▶ **Short problem**:
Give back all the data exactly, line by line.

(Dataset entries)
+ + + + + + +
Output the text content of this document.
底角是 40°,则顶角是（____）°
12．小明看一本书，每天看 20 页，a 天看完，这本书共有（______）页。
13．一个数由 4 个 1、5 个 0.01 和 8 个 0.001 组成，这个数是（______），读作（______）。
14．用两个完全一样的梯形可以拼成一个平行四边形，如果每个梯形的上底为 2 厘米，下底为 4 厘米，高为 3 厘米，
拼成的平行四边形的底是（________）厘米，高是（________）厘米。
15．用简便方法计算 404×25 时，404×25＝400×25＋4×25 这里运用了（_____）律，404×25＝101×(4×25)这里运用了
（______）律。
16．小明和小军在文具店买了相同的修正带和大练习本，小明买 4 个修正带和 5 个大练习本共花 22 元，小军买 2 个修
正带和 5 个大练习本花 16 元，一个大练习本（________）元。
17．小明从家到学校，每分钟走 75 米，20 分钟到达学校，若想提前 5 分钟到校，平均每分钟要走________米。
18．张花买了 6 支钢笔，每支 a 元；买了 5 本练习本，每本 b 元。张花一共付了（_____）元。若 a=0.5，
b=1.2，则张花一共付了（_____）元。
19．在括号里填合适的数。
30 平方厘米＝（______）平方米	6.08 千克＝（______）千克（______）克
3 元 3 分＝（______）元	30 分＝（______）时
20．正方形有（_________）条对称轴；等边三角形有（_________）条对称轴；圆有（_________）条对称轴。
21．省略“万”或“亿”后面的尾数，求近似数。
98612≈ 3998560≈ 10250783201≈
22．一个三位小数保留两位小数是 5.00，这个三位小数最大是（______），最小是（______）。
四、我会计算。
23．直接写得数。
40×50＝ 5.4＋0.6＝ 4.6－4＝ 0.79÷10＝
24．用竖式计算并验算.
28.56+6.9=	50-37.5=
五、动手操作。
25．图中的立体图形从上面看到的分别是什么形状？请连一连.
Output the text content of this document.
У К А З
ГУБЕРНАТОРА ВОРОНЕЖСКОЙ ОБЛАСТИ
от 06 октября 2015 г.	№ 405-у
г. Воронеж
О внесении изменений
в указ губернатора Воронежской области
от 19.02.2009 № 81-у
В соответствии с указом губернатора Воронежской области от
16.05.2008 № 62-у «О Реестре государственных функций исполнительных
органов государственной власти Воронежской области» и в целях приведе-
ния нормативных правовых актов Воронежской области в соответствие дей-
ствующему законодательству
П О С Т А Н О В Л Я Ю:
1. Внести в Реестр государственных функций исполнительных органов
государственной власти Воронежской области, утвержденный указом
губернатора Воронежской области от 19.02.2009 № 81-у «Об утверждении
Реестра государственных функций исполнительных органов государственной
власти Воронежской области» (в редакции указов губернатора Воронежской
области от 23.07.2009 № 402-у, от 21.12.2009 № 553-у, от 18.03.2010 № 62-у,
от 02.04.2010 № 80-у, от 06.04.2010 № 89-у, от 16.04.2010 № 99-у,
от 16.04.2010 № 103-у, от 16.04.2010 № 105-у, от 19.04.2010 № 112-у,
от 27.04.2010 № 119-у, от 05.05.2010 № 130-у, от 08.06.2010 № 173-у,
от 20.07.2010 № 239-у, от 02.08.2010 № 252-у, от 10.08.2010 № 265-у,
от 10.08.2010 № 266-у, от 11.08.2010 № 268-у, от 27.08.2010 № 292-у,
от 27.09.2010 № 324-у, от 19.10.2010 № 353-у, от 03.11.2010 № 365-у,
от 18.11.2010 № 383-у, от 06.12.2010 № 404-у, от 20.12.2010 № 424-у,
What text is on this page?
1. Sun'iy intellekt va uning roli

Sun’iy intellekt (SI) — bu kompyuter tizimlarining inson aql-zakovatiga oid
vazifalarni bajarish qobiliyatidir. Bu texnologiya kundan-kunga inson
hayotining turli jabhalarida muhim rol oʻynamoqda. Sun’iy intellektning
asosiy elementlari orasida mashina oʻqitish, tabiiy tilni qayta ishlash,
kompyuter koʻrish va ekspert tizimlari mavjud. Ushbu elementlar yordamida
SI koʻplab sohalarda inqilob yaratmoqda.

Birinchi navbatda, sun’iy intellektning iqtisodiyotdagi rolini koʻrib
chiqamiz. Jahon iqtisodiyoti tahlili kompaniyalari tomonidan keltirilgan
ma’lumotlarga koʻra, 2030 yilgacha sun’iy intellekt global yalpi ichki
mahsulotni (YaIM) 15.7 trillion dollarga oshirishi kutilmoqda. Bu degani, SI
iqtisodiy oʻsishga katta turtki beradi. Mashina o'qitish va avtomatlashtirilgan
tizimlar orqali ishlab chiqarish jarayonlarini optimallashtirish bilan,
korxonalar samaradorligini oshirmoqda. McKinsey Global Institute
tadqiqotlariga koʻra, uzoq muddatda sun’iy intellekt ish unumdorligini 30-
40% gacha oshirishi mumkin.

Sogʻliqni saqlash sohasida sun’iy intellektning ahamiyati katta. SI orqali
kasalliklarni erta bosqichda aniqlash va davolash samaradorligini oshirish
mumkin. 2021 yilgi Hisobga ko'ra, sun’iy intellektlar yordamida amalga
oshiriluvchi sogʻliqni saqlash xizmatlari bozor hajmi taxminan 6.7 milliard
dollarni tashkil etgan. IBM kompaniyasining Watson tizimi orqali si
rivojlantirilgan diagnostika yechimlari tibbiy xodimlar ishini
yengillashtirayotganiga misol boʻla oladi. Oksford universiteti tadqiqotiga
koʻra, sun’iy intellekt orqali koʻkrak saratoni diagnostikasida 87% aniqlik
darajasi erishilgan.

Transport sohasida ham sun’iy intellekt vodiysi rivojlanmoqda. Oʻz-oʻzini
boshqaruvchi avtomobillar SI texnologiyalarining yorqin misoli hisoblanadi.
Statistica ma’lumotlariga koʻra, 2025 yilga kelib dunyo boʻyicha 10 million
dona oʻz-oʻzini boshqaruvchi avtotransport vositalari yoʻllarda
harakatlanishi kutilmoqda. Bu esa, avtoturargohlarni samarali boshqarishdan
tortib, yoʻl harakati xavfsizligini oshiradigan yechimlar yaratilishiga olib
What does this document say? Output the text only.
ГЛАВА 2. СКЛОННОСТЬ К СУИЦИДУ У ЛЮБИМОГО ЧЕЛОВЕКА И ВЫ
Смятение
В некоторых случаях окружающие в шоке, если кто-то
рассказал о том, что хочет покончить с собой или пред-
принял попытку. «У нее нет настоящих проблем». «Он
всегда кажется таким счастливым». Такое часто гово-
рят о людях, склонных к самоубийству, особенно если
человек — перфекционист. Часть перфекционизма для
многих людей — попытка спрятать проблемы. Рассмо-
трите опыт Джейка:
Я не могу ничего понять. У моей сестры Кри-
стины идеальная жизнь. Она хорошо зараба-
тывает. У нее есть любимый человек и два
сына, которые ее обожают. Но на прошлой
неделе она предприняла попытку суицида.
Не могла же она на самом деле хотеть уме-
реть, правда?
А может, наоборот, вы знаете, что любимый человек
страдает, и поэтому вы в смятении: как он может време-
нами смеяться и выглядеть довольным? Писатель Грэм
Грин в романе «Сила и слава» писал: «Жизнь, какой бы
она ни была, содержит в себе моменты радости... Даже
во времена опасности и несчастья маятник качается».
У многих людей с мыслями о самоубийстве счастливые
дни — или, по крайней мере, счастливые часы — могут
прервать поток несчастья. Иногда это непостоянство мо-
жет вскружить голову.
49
+ + + + + + +
▶ **Written answer**:
Output the text content of this document.
底角是 40°,则顶角是（____）°
12．小明看一本书，每天看 20 页，a 天看完，这本书共有（______）页。
13．一个数由 4 个 1、5 个 0.01 和 8 个 0.001 组成，这个数是（______），读作（______）。
14．用两个完全一样的梯形可以拼成一个平行四边形，如果每个梯形的上底为 2 厘米，下底为 4 厘米，高为 3 厘米，
拼成的平行四边形的底是（________）厘米，高是（________）厘米。
15．用简便方法计算 404×25 时，404×25＝400×25＋4×25 这里运用了（_____）律，404×25＝101×(4×25)这里运用了
（______）律。
16．小明和小军在文具店买了相同的修正带和大练习本，小明买 4 个修正带和 5 个大练习本共花 22 元，小军买 2 个修
正带和 5 个大练习本花 16 元，一个大练习本（________）元。
17．小明从家到学校，每分钟走 75 米，20 分钟到达学校，若想提前 5 分钟到校，平均每分钟要走________米。
18．张花买了 6 支钢笔，每支 a 元；买了 5 本练习本，每本 b 元。张花一共付了（_____）元。若 a=0.5，
b=1.2，则张花一共付了（_____）元。
19．在括号里填合适的数。
30 平方厘米＝（______）平方米	6.08 千克＝（______）千克（______）克
3 元 3 分＝（______）元	30 分＝（______）时
20．正方形有（_________）条对称轴；等边三角形有（_________）条对称轴；圆有（_________）条对称轴。
21．省略“万”或“亿”后面的尾数，求近似数。
98612≈ 3998560≈ 10250783201≈
22．一个三位小数保留两位小数是 5.00，这个三位小数最大是（______），最小是（______）。
四、我会计算。
23．直接写得数。
40×50＝ 5.4＋0.6＝ 4.6－4＝ 0.79÷10＝
24．用竖式计算并验算.
28.56+6.9=	50-37.5=
五、动手操作。
25．图中的立体图形从上面看到的分别是什么形状？请连一连.
Output the text content of this document.
У К А З
ГУБЕРНАТОРА ВОРОНЕЖСКОЙ ОБЛАСТИ
от 06 октября 2015 г.	№ 405-у
г. Воронеж
О внесении изменений
в указ губернатора Воронежской области
от 19.02.2009 № 81-у
В соответствии с указом губернатора Воронежской области от
16.05.2008 № 62-у «О Реестре государственных функций исполнительных
органов государственной власти Воронежской области» и в целях приведе-
ния нормативных правовых актов Воронежской области в соответствие дей-
ствующему законодательству
П О С Т А Н О В Л Я Ю:
1. Внести в Реестр государственных функций исполнительных органов
государственной власти Воронежской области, утвержденный указом
губернатора Воронежской области от 19.02.2009 № 81-у «Об утверждении
Реестра государственных функций исполнительных органов государственной
власти Воронежской области» (в редакции указов губернатора Воронежской
области от 23.07.2009 № 402-у, от 21.12.2009 № 553-у, от 18.03.2010 № 62-у,
от 02.04.2010 № 80-у, от 06.04.2010 № 89-у, от 16.04.2010 № 99-у,
от 16.04.2010 № 103-у, от 16.04.2010 № 105-у, от 19.04.2010 № 112-у,
от 27.04.2010 № 119-у, от 05.05.2010 № 130-у, от 08.06.2010 № 173-у,
от 20.07.2010 № 239-у, от 02.08.2010 № 252-у, от 10.08.2010 № 265-у,
от 10.08.2010 № 266-у, от 11.08.2010 № 268-у, от 27.08.2010 № 292-у,
от 27.09.2010 № 324-у, от 19.10.2010 № 353-у, от 03.11.2010 № 365-у,
от 18.11.2010 № 383-у, от 06.12.2010 № 404-у, от 20.12.2010 № 424-у,
What text is on this page?
1. Sun'iy intellekt va uning roli

Sun’iy intellekt (SI) — bu kompyuter tizimlarining inson aql-zakovatiga oid
vazifalarni bajarish qobiliyatidir. Bu texnologiya kundan-kunga inson
hayotining turli jabhalarida muhim rol oʻynamoqda. Sun’iy intellektning
asosiy elementlari orasida mashina oʻqitish, tabiiy tilni qayta ishlash,
kompyuter koʻrish va ekspert tizimlari mavjud. Ushbu elementlar yordamida
SI koʻplab sohalarda inqilob yaratmoqda.

Birinchi navbatda, sun’iy intellektning iqtisodiyotdagi rolini koʻrib
chiqamiz. Jahon iqtisodiyoti tahlili kompaniyalari tomonidan keltirilgan
ma’lumotlarga koʻra, 2030 yilgacha sun’iy intellekt global yalpi ichki
mahsulotni (YaIM) 15.7 trillion dollarga oshirishi kutilmoqda. Bu degani, SI
iqtisodiy oʻsishga katta turtki beradi. Mashina o'qitish va avtomatlashtirilgan
tizimlar orqali ishlab chiqarish jarayonlarini optimallashtirish bilan,
korxonalar samaradorligini oshirmoqda. McKinsey Global Institute
tadqiqotlariga koʻra, uzoq muddatda sun’iy intellekt ish unumdorligini 30-
40% gacha oshirishi mumkin.

Sogʻliqni saqlash sohasida sun’iy intellektning ahamiyati katta. SI orqali
kasalliklarni erta bosqichda aniqlash va davolash samaradorligini oshirish
mumkin. 2021 yilgi Hisobga ko'ra, sun’iy intellektlar yordamida amalga
oshiriluvchi sogʻliqni saqlash xizmatlari bozor hajmi taxminan 6.7 milliard
dollarni tashkil etgan. IBM kompaniyasining Watson tizimi orqali si
rivojlantirilgan diagnostika yechimlari tibbiy xodimlar ishini
yengillashtirayotganiga misol boʻla oladi. Oksford universiteti tadqiqotiga
koʻra, sun’iy intellekt orqali koʻkrak saratoni diagnostikasida 87% aniqlik
darajasi erishilgan.

Transport sohasida ham sun’iy intellekt vodiysi rivojlanmoqda. Oʻz-oʻzini
boshqaruvchi avtomobillar SI texnologiyalarining yorqin misoli hisoblanadi.
Statistica ma’lumotlariga koʻra, 2025 yilga kelib dunyo boʻyicha 10 million
dona oʻz-oʻzini boshqaruvchi avtotransport vositalari yoʻllarda
harakatlanishi kutilmoqda. Bu esa, avtoturargohlarni samarali boshqarishdan
tortib, yoʻl harakati xavfsizligini oshiradigan yechimlar yaratilishiga olib
What does this document say? Output the text only.
ГЛАВА 2. СКЛОННОСТЬ К СУИЦИДУ У ЛЮБИМОГО ЧЕЛОВЕКА И ВЫ
Смятение
В некоторых случаях окружающие в шоке, если кто-то
рассказал о том, что хочет покончить с собой или пред-
принял попытку. «У нее нет настоящих проблем». «Он
всегда кажется таким счастливым». Такое часто гово-
рят о людях, склонных к самоубийству, особенно если
человек — перфекционист. Часть перфекционизма для
многих людей — попытка спрятать проблемы. Рассмо-
трите опыт Джейка:
Я не могу ничего понять. У моей сестры Кри-
стины идеальная жизнь. Она хорошо зараба-
тывает. У нее есть любимый человек и два
сына, которые ее обожают. Но на прошлой
неделе она предприняла попытку суицида.
Не могла же она на самом деле хотеть уме-
реть, правда?
А может, наоборот, вы знаете, что любимый человек
страдает, и поэтому вы в смятении: как он может време-
нами смеяться и выглядеть довольным? Писатель Грэм
Грин в романе «Сила и слава» писал: «Жизнь, какой бы
она ни была, содержит в себе моменты радости... Даже
во времена опасности и несчастья маятник качается».
У многих людей с мыслями о самоубийстве счастливые
дни — или, по крайней мере, счастливые часы — могут
прервать поток несчастья. Иногда это непостоянство мо-
жет вскружить голову.
49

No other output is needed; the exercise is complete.